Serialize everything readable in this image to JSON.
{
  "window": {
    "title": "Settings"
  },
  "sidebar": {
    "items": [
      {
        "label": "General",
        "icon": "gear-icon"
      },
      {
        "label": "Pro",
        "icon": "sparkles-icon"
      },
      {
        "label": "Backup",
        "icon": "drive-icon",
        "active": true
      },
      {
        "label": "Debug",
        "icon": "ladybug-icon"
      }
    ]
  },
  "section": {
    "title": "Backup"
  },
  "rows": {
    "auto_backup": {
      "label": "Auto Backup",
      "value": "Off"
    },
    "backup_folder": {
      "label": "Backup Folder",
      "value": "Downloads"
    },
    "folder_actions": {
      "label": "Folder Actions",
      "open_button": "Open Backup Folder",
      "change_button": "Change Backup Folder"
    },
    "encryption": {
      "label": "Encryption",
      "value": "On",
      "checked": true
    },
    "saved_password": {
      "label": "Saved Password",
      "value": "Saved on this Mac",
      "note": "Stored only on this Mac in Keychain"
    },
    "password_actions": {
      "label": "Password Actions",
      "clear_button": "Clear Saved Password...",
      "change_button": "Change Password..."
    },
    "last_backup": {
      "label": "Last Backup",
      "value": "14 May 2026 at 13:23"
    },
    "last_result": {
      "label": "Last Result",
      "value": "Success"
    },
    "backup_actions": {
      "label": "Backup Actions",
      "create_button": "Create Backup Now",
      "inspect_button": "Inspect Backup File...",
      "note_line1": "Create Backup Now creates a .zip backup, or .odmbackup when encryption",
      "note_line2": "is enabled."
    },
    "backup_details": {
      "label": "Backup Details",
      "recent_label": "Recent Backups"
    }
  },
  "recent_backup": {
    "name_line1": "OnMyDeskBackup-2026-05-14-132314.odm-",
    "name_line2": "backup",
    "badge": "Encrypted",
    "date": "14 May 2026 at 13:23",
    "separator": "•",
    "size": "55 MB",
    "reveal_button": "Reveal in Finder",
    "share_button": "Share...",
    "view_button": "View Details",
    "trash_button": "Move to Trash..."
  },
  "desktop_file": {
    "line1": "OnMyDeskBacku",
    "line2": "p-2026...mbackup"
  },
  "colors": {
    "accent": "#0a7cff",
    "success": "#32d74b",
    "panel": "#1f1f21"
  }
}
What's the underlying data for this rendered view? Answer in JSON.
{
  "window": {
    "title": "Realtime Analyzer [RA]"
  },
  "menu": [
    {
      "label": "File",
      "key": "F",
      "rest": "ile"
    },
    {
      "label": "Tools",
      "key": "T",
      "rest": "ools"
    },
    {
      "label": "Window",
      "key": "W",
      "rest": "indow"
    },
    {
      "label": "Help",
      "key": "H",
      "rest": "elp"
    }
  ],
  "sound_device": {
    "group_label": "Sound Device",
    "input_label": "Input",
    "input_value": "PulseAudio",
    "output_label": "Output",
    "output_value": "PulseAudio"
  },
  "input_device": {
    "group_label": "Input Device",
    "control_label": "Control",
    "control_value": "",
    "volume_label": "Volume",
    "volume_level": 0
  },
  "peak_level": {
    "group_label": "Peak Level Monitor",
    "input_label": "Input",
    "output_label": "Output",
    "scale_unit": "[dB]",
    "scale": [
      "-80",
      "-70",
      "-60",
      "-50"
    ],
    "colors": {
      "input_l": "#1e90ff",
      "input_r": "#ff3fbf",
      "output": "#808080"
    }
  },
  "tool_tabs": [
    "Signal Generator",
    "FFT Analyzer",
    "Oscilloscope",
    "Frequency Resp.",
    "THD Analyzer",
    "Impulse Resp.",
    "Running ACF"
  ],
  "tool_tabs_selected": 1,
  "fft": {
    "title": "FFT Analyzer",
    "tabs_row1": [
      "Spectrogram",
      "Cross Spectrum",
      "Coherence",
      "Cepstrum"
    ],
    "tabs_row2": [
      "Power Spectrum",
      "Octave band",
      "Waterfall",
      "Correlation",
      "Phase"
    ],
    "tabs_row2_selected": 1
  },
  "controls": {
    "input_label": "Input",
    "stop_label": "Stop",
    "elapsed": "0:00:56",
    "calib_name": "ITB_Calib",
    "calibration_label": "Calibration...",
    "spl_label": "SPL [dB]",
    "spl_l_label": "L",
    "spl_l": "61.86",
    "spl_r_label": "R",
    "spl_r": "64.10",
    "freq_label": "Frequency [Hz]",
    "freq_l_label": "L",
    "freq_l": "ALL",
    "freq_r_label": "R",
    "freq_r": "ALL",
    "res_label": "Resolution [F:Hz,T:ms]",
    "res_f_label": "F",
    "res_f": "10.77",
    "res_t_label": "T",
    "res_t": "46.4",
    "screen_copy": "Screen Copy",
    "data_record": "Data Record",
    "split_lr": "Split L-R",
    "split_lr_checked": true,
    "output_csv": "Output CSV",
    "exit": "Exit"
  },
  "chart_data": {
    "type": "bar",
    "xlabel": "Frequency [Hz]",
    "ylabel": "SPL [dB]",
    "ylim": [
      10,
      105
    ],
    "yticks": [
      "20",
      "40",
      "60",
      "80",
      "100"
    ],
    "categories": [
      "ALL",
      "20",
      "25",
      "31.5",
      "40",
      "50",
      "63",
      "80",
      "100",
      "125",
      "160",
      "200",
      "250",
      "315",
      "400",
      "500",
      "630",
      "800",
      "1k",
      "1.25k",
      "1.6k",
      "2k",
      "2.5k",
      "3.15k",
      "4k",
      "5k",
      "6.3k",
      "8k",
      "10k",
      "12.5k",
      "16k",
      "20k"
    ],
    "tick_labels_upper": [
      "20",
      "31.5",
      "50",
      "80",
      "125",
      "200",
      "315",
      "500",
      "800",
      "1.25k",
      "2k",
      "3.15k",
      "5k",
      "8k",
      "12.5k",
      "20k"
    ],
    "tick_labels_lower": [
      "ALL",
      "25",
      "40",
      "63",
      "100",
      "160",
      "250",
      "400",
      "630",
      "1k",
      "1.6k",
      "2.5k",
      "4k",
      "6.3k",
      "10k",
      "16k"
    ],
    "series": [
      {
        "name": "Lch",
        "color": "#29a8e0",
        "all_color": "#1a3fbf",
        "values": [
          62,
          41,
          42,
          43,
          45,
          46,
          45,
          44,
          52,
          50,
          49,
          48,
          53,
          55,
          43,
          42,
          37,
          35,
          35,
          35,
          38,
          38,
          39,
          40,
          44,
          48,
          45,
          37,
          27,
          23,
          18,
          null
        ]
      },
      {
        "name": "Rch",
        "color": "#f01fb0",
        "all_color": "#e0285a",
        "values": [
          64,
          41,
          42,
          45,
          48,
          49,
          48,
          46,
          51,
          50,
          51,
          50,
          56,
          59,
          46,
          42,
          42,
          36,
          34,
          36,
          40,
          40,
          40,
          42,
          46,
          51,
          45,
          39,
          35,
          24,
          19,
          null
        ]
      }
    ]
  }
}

== Your instructions ==
Extract the data exactly as given.

== Written reply ==
Serialize everything readable in this image to JSON.
{
  "window": {
    "title": "Settings"
  },
  "sidebar": {
    "items": [
      {
        "label": "General",
        "icon": "gear-icon"
      },
      {
        "label": "Pro",
        "icon": "sparkles-icon"
      },
      {
        "label": "Backup",
        "icon": "drive-icon",
        "active": true
      },
      {
        "label": "Debug",
        "icon": "ladybug-icon"
      }
    ]
  },
  "section": {
    "title": "Backup"
  },
  "rows": {
    "auto_backup": {
      "label": "Auto Backup",
      "value": "Off"
    },
    "backup_folder": {
      "label": "Backup Folder",
      "value": "Downloads"
    },
    "folder_actions": {
      "label": "Folder Actions",
      "open_button": "Open Backup Folder",
      "change_button": "Change Backup Folder"
    },
    "encryption": {
      "label": "Encryption",
      "value": "On",
      "checked": true
    },
    "saved_password": {
      "label": "Saved Password",
      "value": "Saved on this Mac",
      "note": "Stored only on this Mac in Keychain"
    },
    "password_actions": {
      "label": "Password Actions",
      "clear_button": "Clear Saved Password...",
      "change_button": "Change Password..."
    },
    "last_backup": {
      "label": "Last Backup",
      "value": "14 May 2026 at 13:23"
    },
    "last_result": {
      "label": "Last Result",
      "value": "Success"
    },
    "backup_actions": {
      "label": "Backup Actions",
      "create_button": "Create Backup Now",
      "inspect_button": "Inspect Backup File...",
      "note_line1": "Create Backup Now creates a .zip backup, or .odmbackup when encryption",
      "note_line2": "is enabled."
    },
    "backup_details": {
      "label": "Backup Details",
      "recent_label": "Recent Backups"
    }
  },
  "recent_backup": {
    "name_line1": "OnMyDeskBackup-2026-05-14-132314.odm-",
    "name_line2": "backup",
    "badge": "Encrypted",
    "date": "14 May 2026 at 13:23",
    "separator": "•",
    "size": "55 MB",
    "reveal_button": "Reveal in Finder",
    "share_button": "Share...",
    "view_button": "View Details",
    "trash_button": "Move to Trash..."
  },
  "desktop_file": {
    "line1": "OnMyDeskBacku",
    "line2": "p-2026...mbackup"
  },
  "colors": {
    "accent": "#0a7cff",
    "success": "#32d74b",
    "panel": "#1f1f21"
  }
}
What's the underlying data for this rendered view? Answer in JSON.
{
  "window": {
    "title": "Realtime Analyzer [RA]"
  },
  "menu": [
    {
      "label": "File",
      "key": "F",
      "rest": "ile"
    },
    {
      "label": "Tools",
      "key": "T",
      "rest": "ools"
    },
    {
      "label": "Window",
      "key": "W",
      "rest": "indow"
    },
    {
      "label": "Help",
      "key": "H",
      "rest": "elp"
    }
  ],
  "sound_device": {
    "group_label": "Sound Device",
    "input_label": "Input",
    "input_value": "PulseAudio",
    "output_label": "Output",
    "output_value": "PulseAudio"
  },
  "input_device": {
    "group_label": "Input Device",
    "control_label": "Control",
    "control_value": "",
    "volume_label": "Volume",
    "volume_level": 0
  },
  "peak_level": {
    "group_label": "Peak Level Monitor",
    "input_label": "Input",
    "output_label": "Output",
    "scale_unit": "[dB]",
    "scale": [
      "-80",
      "-70",
      "-60",
      "-50"
    ],
    "colors": {
      "input_l": "#1e90ff",
      "input_r": "#ff3fbf",
      "output": "#808080"
    }
  },
  "tool_tabs": [
    "Signal Generator",
    "FFT Analyzer",
    "Oscilloscope",
    "Frequency Resp.",
    "THD Analyzer",
    "Impulse Resp.",
    "Running ACF"
  ],
  "tool_tabs_selected": 1,
  "fft": {
    "title": "FFT Analyzer",
    "tabs_row1": [
      "Spectrogram",
      "Cross Spectrum",
      "Coherence",
      "Cepstrum"
    ],
    "tabs_row2": [
      "Power Spectrum",
      "Octave band",
      "Waterfall",
      "Correlation",
      "Phase"
    ],
    "tabs_row2_selected": 1
  },
  "controls": {
    "input_label": "Input",
    "stop_label": "Stop",
    "elapsed": "0:00:56",
    "calib_name": "ITB_Calib",
    "calibration_label": "Calibration...",
    "spl_label": "SPL [dB]",
    "spl_l_label": "L",
    "spl_l": "61.86",
    "spl_r_label": "R",
    "spl_r": "64.10",
    "freq_label": "Frequency [Hz]",
    "freq_l_label": "L",
    "freq_l": "ALL",
    "freq_r_label": "R",
    "freq_r": "ALL",
    "res_label": "Resolution [F:Hz,T:ms]",
    "res_f_label": "F",
    "res_f": "10.77",
    "res_t_label": "T",
    "res_t": "46.4",
    "screen_copy": "Screen Copy",
    "data_record": "Data Record",
    "split_lr": "Split L-R",
    "split_lr_checked": true,
    "output_csv": "Output CSV",
    "exit": "Exit"
  },
  "chart_data": {
    "type": "bar",
    "xlabel": "Frequency [Hz]",
    "ylabel": "SPL [dB]",
    "ylim": [
      10,
      105
    ],
    "yticks": [
      "20",
      "40",
      "60",
      "80",
      "100"
    ],
    "categories": [
      "ALL",
      "20",
      "25",
      "31.5",
      "40",
      "50",
      "63",
      "80",
      "100",
      "125",
      "160",
      "200",
      "250",
      "315",
      "400",
      "500",
      "630",
      "800",
      "1k",
      "1.25k",
      "1.6k",
      "2k",
      "2.5k",
      "3.15k",
      "4k",
      "5k",
      "6.3k",
      "8k",
      "10k",
      "12.5k",
      "16k",
      "20k"
    ],
    "tick_labels_upper": [
      "20",
      "31.5",
      "50",
      "80",
      "125",
      "200",
      "315",
      "500",
      "800",
      "1.25k",
      "2k",
      "3.15k",
      "5k",
      "8k",
      "12.5k",
      "20k"
    ],
    "tick_labels_lower": [
      "ALL",
      "25",
      "40",
      "63",
      "100",
      "160",
      "250",
      "400",
      "630",
      "1k",
      "1.6k",
      "2.5k",
      "4k",
      "6.3k",
      "10k",
      "16k"
    ],
    "series": [
      {
        "name": "Lch",
        "color": "#29a8e0",
        "all_color": "#1a3fbf",
        "values": [
          62,
          41,
          42,
          43,
          45,
          46,
          45,
          44,
          52,
          50,
          49,
          48,
          53,
          55,
          43,
          42,
          37,
          35,
          35,
          35,
          38,
          38,
          39,
          40,
          44,
          48,
          45,
          37,
          27,
          23,
          18,
          null
        ]
      },
      {
        "name": "Rch",
        "color": "#f01fb0",
        "all_color": "#e0285a",
        "values": [
          64,
          41,
          42,
          45,
          48,
          49,
          48,
          46,
          51,
          50,
          51,
          50,
          56,
          59,
          46,
          42,
          42,
          36,
          34,
          36,
          40,
          40,
          40,
          42,
          46,
          51,
          45,
          39,
          35,
          24,
          19,
          null
        ]
      }
    ]
  }
}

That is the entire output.